══ MATERIAL FOR THIS TASK

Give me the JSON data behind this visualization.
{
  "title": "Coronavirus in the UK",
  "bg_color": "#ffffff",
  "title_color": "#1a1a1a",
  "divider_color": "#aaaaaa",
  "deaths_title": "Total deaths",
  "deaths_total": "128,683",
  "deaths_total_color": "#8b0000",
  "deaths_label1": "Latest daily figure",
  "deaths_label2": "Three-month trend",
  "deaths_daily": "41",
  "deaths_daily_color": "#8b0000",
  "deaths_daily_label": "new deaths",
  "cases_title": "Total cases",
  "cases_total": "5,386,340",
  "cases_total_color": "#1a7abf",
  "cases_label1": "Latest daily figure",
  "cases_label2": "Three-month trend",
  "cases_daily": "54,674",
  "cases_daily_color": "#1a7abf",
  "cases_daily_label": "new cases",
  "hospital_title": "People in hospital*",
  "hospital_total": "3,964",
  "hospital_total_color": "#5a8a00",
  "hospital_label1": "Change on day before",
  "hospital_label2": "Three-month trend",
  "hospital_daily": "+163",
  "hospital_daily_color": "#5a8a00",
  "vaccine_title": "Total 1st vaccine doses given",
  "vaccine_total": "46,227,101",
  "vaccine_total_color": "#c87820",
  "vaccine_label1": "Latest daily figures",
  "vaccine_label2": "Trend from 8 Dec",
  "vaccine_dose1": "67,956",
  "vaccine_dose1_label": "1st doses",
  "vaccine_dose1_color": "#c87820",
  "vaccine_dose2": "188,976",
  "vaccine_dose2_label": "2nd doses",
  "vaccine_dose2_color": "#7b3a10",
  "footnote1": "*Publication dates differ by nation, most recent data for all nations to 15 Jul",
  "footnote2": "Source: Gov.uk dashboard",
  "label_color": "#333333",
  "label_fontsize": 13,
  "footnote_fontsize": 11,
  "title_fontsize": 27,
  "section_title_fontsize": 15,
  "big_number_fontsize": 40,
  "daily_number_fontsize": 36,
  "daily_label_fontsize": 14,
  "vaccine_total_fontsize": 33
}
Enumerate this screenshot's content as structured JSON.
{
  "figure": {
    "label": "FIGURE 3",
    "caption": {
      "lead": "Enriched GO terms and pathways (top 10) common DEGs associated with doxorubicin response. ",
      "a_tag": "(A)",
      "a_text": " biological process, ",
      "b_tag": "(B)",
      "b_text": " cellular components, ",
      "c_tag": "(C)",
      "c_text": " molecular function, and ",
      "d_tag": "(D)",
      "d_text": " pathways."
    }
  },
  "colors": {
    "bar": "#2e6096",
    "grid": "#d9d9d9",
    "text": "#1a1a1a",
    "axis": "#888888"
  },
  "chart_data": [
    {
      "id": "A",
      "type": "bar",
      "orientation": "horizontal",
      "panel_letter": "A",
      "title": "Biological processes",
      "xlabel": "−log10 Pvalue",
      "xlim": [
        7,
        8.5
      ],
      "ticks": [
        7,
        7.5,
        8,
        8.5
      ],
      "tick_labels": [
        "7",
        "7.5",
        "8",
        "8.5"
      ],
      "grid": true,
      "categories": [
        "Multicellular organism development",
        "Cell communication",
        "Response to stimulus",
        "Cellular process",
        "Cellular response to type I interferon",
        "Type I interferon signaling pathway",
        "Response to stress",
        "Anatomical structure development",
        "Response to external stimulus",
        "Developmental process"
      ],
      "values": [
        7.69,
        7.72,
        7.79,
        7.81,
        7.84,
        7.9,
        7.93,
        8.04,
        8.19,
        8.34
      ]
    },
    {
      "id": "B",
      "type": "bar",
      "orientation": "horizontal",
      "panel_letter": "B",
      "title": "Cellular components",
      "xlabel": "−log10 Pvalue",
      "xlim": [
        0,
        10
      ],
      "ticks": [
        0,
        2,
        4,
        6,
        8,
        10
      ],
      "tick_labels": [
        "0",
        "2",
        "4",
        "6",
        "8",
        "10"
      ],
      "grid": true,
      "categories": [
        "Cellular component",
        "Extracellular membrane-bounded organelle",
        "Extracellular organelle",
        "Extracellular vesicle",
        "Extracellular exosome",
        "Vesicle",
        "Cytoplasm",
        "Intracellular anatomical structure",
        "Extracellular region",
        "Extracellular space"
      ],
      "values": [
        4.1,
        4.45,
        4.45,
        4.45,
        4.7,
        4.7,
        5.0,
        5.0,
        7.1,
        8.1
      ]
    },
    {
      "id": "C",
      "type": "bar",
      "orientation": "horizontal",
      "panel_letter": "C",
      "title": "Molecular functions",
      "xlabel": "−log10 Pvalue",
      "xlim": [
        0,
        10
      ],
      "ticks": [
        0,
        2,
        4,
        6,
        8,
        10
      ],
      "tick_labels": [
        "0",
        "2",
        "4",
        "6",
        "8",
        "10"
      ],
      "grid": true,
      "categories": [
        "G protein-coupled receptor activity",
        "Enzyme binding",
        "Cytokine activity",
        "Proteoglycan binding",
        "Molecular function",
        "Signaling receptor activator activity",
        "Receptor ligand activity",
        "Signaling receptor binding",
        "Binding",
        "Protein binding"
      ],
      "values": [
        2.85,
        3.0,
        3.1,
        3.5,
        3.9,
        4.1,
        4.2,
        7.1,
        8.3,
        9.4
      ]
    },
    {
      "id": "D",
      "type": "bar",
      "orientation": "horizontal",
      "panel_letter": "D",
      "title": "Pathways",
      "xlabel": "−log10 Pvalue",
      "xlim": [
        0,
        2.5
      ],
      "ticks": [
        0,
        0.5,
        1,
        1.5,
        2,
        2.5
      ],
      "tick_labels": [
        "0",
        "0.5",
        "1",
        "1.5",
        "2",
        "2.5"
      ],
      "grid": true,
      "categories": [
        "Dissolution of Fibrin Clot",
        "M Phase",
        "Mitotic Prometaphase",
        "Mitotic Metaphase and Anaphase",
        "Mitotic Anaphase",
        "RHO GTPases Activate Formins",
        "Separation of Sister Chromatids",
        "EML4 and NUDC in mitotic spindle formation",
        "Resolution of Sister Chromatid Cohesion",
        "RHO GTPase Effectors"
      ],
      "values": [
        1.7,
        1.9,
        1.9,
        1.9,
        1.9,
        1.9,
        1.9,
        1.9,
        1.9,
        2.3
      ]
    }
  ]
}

════

* HOW TO COMPLETE THIS TASK:
Copy out every record above once more, precisely as written.

* TASK OUTPUT:
Give me the JSON data behind this visualization.
{
  "title": "Coronavirus in the UK",
  "bg_color": "#ffffff",
  "title_color": "#1a1a1a",
  "divider_color": "#aaaaaa",
  "deaths_title": "Total deaths",
  "deaths_total": "128,683",
  "deaths_total_color": "#8b0000",
  "deaths_label1": "Latest daily figure",
  "deaths_label2": "Three-month trend",
  "deaths_daily": "41",
  "deaths_daily_color": "#8b0000",
  "deaths_daily_label": "new deaths",
  "cases_title": "Total cases",
  "cases_total": "5,386,340",
  "cases_total_color": "#1a7abf",
  "cases_label1": "Latest daily figure",
  "cases_label2": "Three-month trend",
  "cases_daily": "54,674",
  "cases_daily_color": "#1a7abf",
  "cases_daily_label": "new cases",
  "hospital_title": "People in hospital*",
  "hospital_total": "3,964",
  "hospital_total_color": "#5a8a00",
  "hospital_label1": "Change on day before",
  "hospital_label2": "Three-month trend",
  "hospital_daily": "+163",
  "hospital_daily_color": "#5a8a00",
  "vaccine_title": "Total 1st vaccine doses given",
  "vaccine_total": "46,227,101",
  "vaccine_total_color": "#c87820",
  "vaccine_label1": "Latest daily figures",
  "vaccine_label2": "Trend from 8 Dec",
  "vaccine_dose1": "67,956",
  "vaccine_dose1_label": "1st doses",
  "vaccine_dose1_color": "#c87820",
  "vaccine_dose2": "188,976",
  "vaccine_dose2_label": "2nd doses",
  "vaccine_dose2_color": "#7b3a10",
  "footnote1": "*Publication dates differ by nation, most recent data for all nations to 15 Jul",
  "footnote2": "Source: Gov.uk dashboard",
  "label_color": "#333333",
  "label_fontsize": 13,
  "footnote_fontsize": 11,
  "title_fontsize": 27,
  "section_title_fontsize": 15,
  "big_number_fontsize": 40,
  "daily_number_fontsize": 36,
  "daily_label_fontsize": 14,
  "vaccine_total_fontsize": 33
}
Enumerate this screenshot's content as structured JSON.
{
  "figure": {
    "label": "FIGURE 3",
    "caption": {
      "lead": "Enriched GO terms and pathways (top 10) common DEGs associated with doxorubicin response. ",
      "a_tag": "(A)",
      "a_text": " biological process, ",
      "b_tag": "(B)",
      "b_text": " cellular components, ",
      "c_tag": "(C)",
      "c_text": " molecular function, and ",
      "d_tag": "(D)",
      "d_text": " pathways."
    }
  },
  "colors": {
    "bar": "#2e6096",
    "grid": "#d9d9d9",
    "text": "#1a1a1a",
    "axis": "#888888"
  },
  "chart_data": [
    {
      "id": "A",
      "type": "bar",
      "orientation": "horizontal",
      "panel_letter": "A",
      "title": "Biological processes",
      "xlabel": "−log10 Pvalue",
      "xlim": [
        7,
        8.5
      ],
      "ticks": [
        7,
        7.5,
        8,
        8.5
      ],
      "tick_labels": [
        "7",
        "7.5",
        "8",
        "8.5"
      ],
      "grid": true,
      "categories": [
        "Multicellular organism development",
        "Cell communication",
        "Response to stimulus",
        "Cellular process",
        "Cellular response to type I interferon",
        "Type I interferon signaling pathway",
        "Response to stress",
        "Anatomical structure development",
        "Response to external stimulus",
        "Developmental process"
      ],
      "values": [
        7.69,
        7.72,
        7.79,
        7.81,
        7.84,
        7.9,
        7.93,
        8.04,
        8.19,
        8.34
      ]
    },
    {
      "id": "B",
      "type": "bar",
      "orientation": "horizontal",
      "panel_letter": "B",
      "title": "Cellular components",
      "xlabel": "−log10 Pvalue",
      "xlim": [
        0,
        10
      ],
      "ticks": [
        0,
        2,
        4,
        6,
        8,
        10
      ],
      "tick_labels": [
        "0",
        "2",
        "4",
        "6",
        "8",
        "10"
      ],
      "grid": true,
      "categories": [
        "Cellular component",
        "Extracellular membrane-bounded organelle",
        "Extracellular organelle",
        "Extracellular vesicle",
        "Extracellular exosome",
        "Vesicle",
        "Cytoplasm",
        "Intracellular anatomical structure",
        "Extracellular region",
        "Extracellular space"
      ],
      "values": [
        4.1,
        4.45,
        4.45,
        4.45,
        4.7,
        4.7,
        5.0,
        5.0,
        7.1,
        8.1
      ]
    },
    {
      "id": "C",
      "type": "bar",
      "orientation": "horizontal",
      "panel_letter": "C",
      "title": "Molecular functions",
      "xlabel": "−log10 Pvalue",
      "xlim": [
        0,
        10
      ],
      "ticks": [
        0,
        2,
        4,
        6,
        8,
        10
      ],
      "tick_labels": [
        "0",
        "2",
        "4",
        "6",
        "8",
        "10"
      ],
      "grid": true,
      "categories": [
        "G protein-coupled receptor activity",
        "Enzyme binding",
        "Cytokine activity",
        "Proteoglycan binding",
        "Molecular function",
        "Signaling receptor activator activity",
        "Receptor ligand activity",
        "Signaling receptor binding",
        "Binding",
        "Protein binding"
      ],
      "values": [
        2.85,
        3.0,
        3.1,
        3.5,
        3.9,
        4.1,
        4.2,
        7.1,
        8.3,
        9.4
      ]
    },
    {
      "id": "D",
      "type": "bar",
      "orientation": "horizontal",
      "panel_letter": "D",
      "title": "Pathways",
      "xlabel": "−log10 Pvalue",
      "xlim": [
        0,
        2.5
      ],
      "ticks": [
        0,
        0.5,
        1,
        1.5,
        2,
        2.5
      ],
      "tick_labels": [
        "0",
        "0.5",
        "1",
        "1.5",
        "2",
        "2.5"
      ],
      "grid": true,
      "categories": [
        "Dissolution of Fibrin Clot",
        "M Phase",
        "Mitotic Prometaphase",
        "Mitotic Metaphase and Anaphase",
        "Mitotic Anaphase",
        "RHO GTPases Activate Formins",
        "Separation of Sister Chromatids",
        "EML4 and NUDC in mitotic spindle formation",
        "Resolution of Sister Chromatid Cohesion",
        "RHO GTPase Effectors"
      ],
      "values": [
        1.7,
        1.9,
        1.9,
        1.9,
        1.9,
        1.9,
        1.9,
        1.9,
        1.9,
        2.3
      ]
    }
  ]
}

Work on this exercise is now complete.